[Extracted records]
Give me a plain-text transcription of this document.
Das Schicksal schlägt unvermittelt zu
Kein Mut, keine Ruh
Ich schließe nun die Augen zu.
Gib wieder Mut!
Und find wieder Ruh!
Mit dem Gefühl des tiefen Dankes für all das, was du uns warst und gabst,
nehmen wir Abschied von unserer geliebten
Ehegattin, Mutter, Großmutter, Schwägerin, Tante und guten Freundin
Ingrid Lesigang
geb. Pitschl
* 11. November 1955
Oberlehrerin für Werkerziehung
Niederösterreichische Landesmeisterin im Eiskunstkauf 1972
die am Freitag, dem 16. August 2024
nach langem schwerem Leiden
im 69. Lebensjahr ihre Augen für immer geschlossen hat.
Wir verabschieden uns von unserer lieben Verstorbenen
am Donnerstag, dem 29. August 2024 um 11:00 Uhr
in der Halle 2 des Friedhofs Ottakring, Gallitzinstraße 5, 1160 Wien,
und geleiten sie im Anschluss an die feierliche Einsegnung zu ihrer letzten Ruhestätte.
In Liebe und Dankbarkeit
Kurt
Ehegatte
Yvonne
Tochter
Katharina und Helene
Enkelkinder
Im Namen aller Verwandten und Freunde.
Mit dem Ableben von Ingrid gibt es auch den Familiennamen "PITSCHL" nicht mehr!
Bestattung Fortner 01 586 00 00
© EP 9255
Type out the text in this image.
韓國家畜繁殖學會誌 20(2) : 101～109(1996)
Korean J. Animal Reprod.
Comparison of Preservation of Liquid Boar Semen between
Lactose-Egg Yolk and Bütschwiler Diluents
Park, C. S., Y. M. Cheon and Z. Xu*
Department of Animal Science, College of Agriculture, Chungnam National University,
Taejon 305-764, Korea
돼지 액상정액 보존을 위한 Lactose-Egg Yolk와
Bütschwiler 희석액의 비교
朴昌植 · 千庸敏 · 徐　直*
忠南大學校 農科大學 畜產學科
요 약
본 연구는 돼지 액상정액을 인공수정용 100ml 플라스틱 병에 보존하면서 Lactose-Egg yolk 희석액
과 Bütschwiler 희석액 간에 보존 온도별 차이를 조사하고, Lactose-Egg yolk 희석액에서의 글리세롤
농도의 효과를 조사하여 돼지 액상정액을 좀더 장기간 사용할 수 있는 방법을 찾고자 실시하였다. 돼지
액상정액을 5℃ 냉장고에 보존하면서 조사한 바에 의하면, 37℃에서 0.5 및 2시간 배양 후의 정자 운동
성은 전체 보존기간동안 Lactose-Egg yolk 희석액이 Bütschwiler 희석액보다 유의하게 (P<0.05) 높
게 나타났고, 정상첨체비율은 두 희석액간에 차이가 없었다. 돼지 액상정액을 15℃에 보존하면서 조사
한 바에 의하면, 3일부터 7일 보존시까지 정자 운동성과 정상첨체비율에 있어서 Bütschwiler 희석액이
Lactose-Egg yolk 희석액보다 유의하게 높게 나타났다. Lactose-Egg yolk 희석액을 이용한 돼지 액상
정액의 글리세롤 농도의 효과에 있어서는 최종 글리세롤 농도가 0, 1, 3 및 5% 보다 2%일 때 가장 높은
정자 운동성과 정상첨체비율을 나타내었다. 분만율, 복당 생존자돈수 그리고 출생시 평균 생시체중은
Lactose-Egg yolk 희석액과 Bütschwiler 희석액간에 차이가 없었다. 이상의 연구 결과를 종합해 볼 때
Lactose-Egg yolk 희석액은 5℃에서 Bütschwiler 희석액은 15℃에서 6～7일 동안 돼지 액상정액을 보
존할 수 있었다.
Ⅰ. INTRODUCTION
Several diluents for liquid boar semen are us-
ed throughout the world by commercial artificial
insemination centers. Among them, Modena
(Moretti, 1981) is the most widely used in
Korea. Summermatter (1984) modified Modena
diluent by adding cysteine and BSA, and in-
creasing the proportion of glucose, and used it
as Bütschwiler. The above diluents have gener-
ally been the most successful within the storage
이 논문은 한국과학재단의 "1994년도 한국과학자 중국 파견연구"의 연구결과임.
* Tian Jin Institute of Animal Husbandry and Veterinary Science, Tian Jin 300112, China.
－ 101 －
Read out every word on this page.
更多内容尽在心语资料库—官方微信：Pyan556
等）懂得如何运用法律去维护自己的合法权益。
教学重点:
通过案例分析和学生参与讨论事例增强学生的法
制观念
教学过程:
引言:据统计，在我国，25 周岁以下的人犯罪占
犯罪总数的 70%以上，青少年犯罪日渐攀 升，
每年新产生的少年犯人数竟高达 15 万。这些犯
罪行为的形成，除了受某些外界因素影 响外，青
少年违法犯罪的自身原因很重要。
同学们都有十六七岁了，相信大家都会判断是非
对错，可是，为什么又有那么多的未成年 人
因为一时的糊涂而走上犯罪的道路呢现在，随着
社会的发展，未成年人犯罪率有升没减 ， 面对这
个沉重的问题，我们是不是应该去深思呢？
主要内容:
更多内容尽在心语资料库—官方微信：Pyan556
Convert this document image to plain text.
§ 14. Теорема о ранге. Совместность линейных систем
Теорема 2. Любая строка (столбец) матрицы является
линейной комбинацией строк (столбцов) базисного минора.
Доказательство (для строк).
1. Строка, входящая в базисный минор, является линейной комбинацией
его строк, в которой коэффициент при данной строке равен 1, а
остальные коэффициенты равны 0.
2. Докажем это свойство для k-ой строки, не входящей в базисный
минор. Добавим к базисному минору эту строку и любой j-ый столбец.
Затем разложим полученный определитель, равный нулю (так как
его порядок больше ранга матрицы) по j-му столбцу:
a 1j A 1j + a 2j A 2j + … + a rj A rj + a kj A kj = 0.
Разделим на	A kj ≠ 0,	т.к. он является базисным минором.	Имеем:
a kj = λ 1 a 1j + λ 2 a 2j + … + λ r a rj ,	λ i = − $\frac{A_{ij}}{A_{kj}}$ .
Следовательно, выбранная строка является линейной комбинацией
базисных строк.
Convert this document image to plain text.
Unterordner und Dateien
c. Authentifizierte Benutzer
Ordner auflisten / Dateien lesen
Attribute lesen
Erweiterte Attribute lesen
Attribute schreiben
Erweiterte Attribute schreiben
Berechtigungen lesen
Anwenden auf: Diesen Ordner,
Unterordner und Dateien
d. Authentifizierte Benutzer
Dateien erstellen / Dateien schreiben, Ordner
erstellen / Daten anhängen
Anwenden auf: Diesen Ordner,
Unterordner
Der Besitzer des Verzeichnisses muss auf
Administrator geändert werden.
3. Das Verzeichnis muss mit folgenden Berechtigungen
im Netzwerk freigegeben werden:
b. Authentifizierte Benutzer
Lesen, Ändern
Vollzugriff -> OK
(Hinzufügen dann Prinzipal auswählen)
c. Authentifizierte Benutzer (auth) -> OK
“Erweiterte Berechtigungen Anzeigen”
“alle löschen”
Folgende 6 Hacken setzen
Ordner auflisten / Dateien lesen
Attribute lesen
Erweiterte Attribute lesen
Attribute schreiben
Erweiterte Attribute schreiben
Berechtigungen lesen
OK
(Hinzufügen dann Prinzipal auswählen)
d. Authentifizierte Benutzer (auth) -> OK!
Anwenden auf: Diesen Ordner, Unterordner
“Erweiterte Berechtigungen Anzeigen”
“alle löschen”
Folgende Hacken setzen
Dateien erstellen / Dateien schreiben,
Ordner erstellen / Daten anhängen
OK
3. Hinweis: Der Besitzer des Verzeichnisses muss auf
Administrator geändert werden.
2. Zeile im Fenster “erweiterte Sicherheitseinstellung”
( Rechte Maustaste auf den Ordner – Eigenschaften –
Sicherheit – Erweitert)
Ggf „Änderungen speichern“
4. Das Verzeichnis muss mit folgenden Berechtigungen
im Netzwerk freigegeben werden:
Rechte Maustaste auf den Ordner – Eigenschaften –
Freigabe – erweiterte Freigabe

> Exercise objective: Go through the records above and copy every line with the word "Animal".

> Written solution:
Korean J. Animal Reprod.
Department of Animal Science, College of Agriculture, Chungnam National University,
* Tian Jin Institute of Animal Husbandry and Veterinary Science, Tian Jin 300112, China.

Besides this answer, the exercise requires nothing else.